## START EXTRACTED MATERIAL

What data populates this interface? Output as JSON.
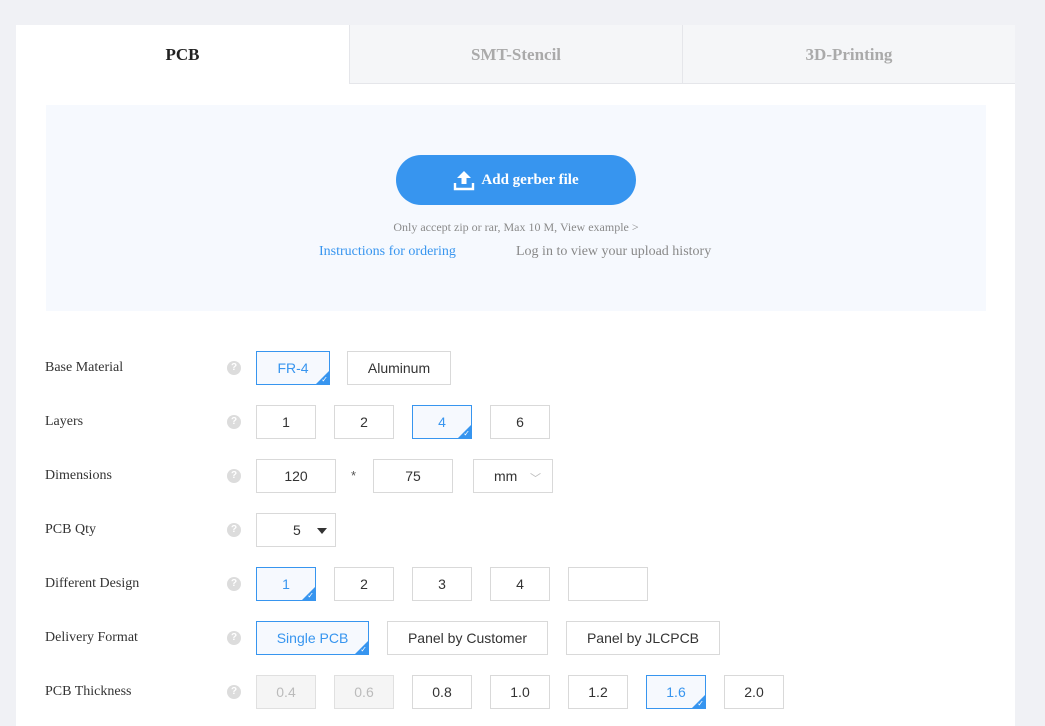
{
  "tabs": [
    {
      "label": "PCB",
      "active": true
    },
    {
      "label": "SMT-Stencil",
      "active": false
    },
    {
      "label": "3D-Printing",
      "active": false
    }
  ],
  "upload": {
    "button_label": "Add gerber file",
    "hint": "Only accept zip or rar, Max 10 M, View example >",
    "instructions_link": "Instructions for ordering",
    "history_link": "Log in to view your upload history"
  },
  "form": {
    "base_material": {
      "label": "Base Material",
      "options": [
        "FR-4",
        "Aluminum"
      ],
      "selected": "FR-4"
    },
    "layers": {
      "label": "Layers",
      "options": [
        "1",
        "2",
        "4",
        "6"
      ],
      "selected": "4"
    },
    "dimensions": {
      "label": "Dimensions",
      "width": "120",
      "separator": "*",
      "height": "75",
      "unit": "mm"
    },
    "pcb_qty": {
      "label": "PCB Qty",
      "value": "5"
    },
    "different_design": {
      "label": "Different Design",
      "options": [
        "1",
        "2",
        "3",
        "4"
      ],
      "custom_value": "",
      "selected": "1"
    },
    "delivery_format": {
      "label": "Delivery Format",
      "options": [
        "Single PCB",
        "Panel by Customer",
        "Panel by JLCPCB"
      ],
      "selected": "Single PCB"
    },
    "pcb_thickness": {
      "label": "PCB Thickness",
      "options": [
        "0.4",
        "0.6",
        "0.8",
        "1.0",
        "1.2",
        "1.6",
        "2.0"
      ],
      "disabled": [
        "0.4",
        "0.6"
      ],
      "selected": "1.6"
    }
  },
  "icons": {
    "upload": "upload-icon",
    "help": "question-circle-icon",
    "check": "check-icon",
    "dropdown": "chevron-down-icon"
  },
  "colors": {
    "accent": "#3795ef",
    "page_bg": "#f0f1f5",
    "upload_bg": "#f6f9fe"
  }
}
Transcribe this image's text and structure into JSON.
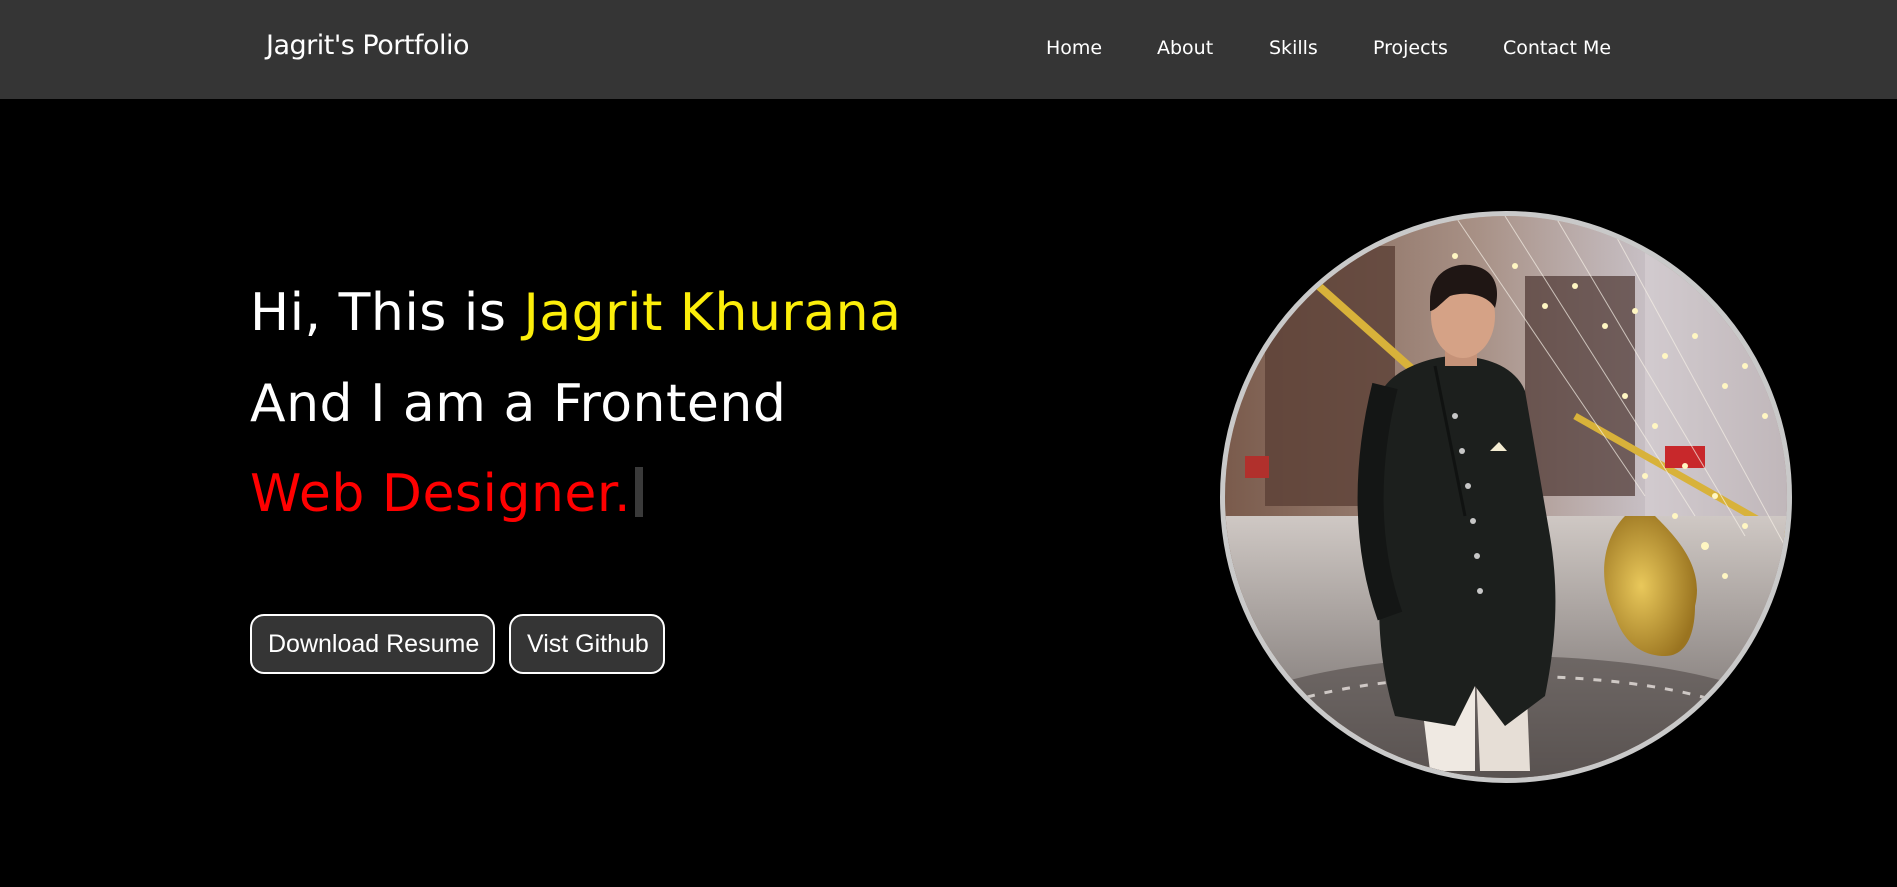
{
  "header": {
    "brand": "Jagrit's Portfolio",
    "nav": [
      "Home",
      "About",
      "Skills",
      "Projects",
      "Contact Me"
    ]
  },
  "hero": {
    "line1_prefix": "Hi, This is ",
    "line1_name": "Jagrit Khurana",
    "line2": "And I am a Frontend",
    "line3": "Web Designer."
  },
  "buttons": {
    "resume": "Download Resume",
    "github": "Vist Github"
  },
  "colors": {
    "navbar": "#353535",
    "background": "#000000",
    "name_highlight": "#fcee0a",
    "role_text": "#ff0000"
  },
  "profile_image": {
    "icon": "profile-photo"
  }
}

## END EXTRACTED MATERIAL

- _WHAT YOU WILL DO_: Give all the entries again exactly, dropping each picture.

- _TASK SOLUTION_:
What data populates this interface? Output as JSON.
{
  "tabs": [
    {
      "label": "PCB",
      "active": true
    },
    {
      "label": "SMT-Stencil",
      "active": false
    },
    {
      "label": "3D-Printing",
      "active": false
    }
  ],
  "upload": {
    "button_label": "Add gerber file",
    "hint": "Only accept zip or rar, Max 10 M, View example >",
    "instructions_link": "Instructions for ordering",
    "history_link": "Log in to view your upload history"
  },
  "form": {
    "base_material": {
      "label": "Base Material",
      "options": [
        "FR-4",
        "Aluminum"
      ],
      "selected": "FR-4"
    },
    "layers": {
      "label": "Layers",
      "options": [
        "1",
        "2",
        "4",
        "6"
      ],
      "selected": "4"
    },
    "dimensions": {
      "label": "Dimensions",
      "width": "120",
      "separator": "*",
      "height": "75",
      "unit": "mm"
    },
    "pcb_qty": {
      "label": "PCB Qty",
      "value": "5"
    },
    "different_design": {
      "label": "Different Design",
      "options": [
        "1",
        "2",
        "3",
        "4"
      ],
      "custom_value": "",
      "selected": "1"
    },
    "delivery_format": {
      "label": "Delivery Format",
      "options": [
        "Single PCB",
        "Panel by Customer",
        "Panel by JLCPCB"
      ],
      "selected": "Single PCB"
    },
    "pcb_thickness": {
      "label": "PCB Thickness",
      "options": [
        "0.4",
        "0.6",
        "0.8",
        "1.0",
        "1.2",
        "1.6",
        "2.0"
      ],
      "disabled": [
        "0.4",
        "0.6"
      ],
      "selected": "1.6"
    }
  },
  "icons": {
    "upload": "upload-icon",
    "help": "question-circle-icon",
    "check": "check-icon",
    "dropdown": "chevron-down-icon"
  },
  "colors": {
    "accent": "#3795ef",
    "page_bg": "#f0f1f5",
    "upload_bg": "#f6f9fe"
  }
}
Transcribe this image's text and structure into JSON.
{
  "header": {
    "brand": "Jagrit's Portfolio",
    "nav": [
      "Home",
      "About",
      "Skills",
      "Projects",
      "Contact Me"
    ]
  },
  "hero": {
    "line1_prefix": "Hi, This is ",
    "line1_name": "Jagrit Khurana",
    "line2": "And I am a Frontend",
    "line3": "Web Designer."
  },
  "buttons": {
    "resume": "Download Resume",
    "github": "Vist Github"
  },
  "colors": {
    "navbar": "#353535",
    "background": "#000000",
    "name_highlight": "#fcee0a",
    "role_text": "#ff0000"
  },
  "profile_image": {
    "icon": "profile-photo"
  }
}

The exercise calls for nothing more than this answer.